■ **DIRECTIONS FOR THIS TASK**
Leave the pictures out and transcribe every record exactly.

::: RECORDS FOR THIS EXERCISE

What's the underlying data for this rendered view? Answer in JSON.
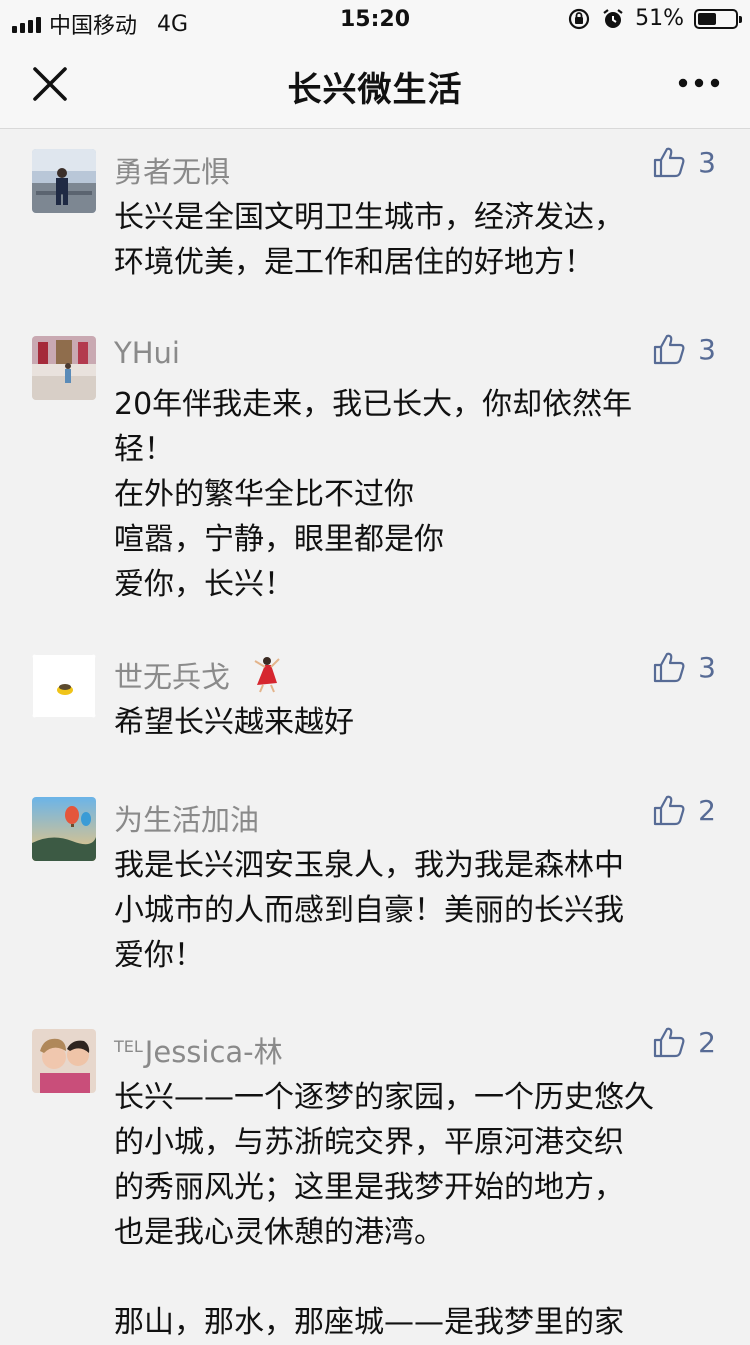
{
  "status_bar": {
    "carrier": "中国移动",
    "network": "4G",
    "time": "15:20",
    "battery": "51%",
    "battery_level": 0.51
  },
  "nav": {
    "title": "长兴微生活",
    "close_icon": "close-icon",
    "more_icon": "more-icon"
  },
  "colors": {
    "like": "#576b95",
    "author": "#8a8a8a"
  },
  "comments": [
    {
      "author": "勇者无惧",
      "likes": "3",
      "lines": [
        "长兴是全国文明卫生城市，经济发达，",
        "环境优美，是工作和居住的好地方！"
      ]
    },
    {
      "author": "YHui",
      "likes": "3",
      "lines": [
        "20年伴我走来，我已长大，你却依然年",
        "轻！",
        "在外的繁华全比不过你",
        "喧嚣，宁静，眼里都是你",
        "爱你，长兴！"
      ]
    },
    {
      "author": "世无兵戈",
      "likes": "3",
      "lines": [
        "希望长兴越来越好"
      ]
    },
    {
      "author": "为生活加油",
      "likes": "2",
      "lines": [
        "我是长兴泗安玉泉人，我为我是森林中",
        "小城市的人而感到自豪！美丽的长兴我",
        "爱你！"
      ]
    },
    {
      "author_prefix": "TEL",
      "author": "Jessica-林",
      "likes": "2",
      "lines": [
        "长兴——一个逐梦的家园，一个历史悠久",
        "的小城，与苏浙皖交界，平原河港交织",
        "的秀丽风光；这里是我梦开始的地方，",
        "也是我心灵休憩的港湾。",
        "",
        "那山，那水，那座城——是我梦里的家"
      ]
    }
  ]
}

::::::

■ **RESPONSE TO THIS TASK**
What's the underlying data for this rendered view? Answer in JSON.
{
  "status_bar": {
    "carrier": "中国移动",
    "network": "4G",
    "time": "15:20",
    "battery": "51%",
    "battery_level": 0.51
  },
  "nav": {
    "title": "长兴微生活",
    "close_icon": "close-icon",
    "more_icon": "more-icon"
  },
  "colors": {
    "like": "#576b95",
    "author": "#8a8a8a"
  },
  "comments": [
    {
      "author": "勇者无惧",
      "likes": "3",
      "lines": [
        "长兴是全国文明卫生城市，经济发达，",
        "环境优美，是工作和居住的好地方！"
      ]
    },
    {
      "author": "YHui",
      "likes": "3",
      "lines": [
        "20年伴我走来，我已长大，你却依然年",
        "轻！",
        "在外的繁华全比不过你",
        "喧嚣，宁静，眼里都是你",
        "爱你，长兴！"
      ]
    },
    {
      "author": "世无兵戈",
      "likes": "3",
      "lines": [
        "希望长兴越来越好"
      ]
    },
    {
      "author": "为生活加油",
      "likes": "2",
      "lines": [
        "我是长兴泗安玉泉人，我为我是森林中",
        "小城市的人而感到自豪！美丽的长兴我",
        "爱你！"
      ]
    },
    {
      "author_prefix": "TEL",
      "author": "Jessica-林",
      "likes": "2",
      "lines": [
        "长兴——一个逐梦的家园，一个历史悠久",
        "的小城，与苏浙皖交界，平原河港交织",
        "的秀丽风光；这里是我梦开始的地方，",
        "也是我心灵休憩的港湾。",
        "",
        "那山，那水，那座城——是我梦里的家"
      ]
    }
  ]
}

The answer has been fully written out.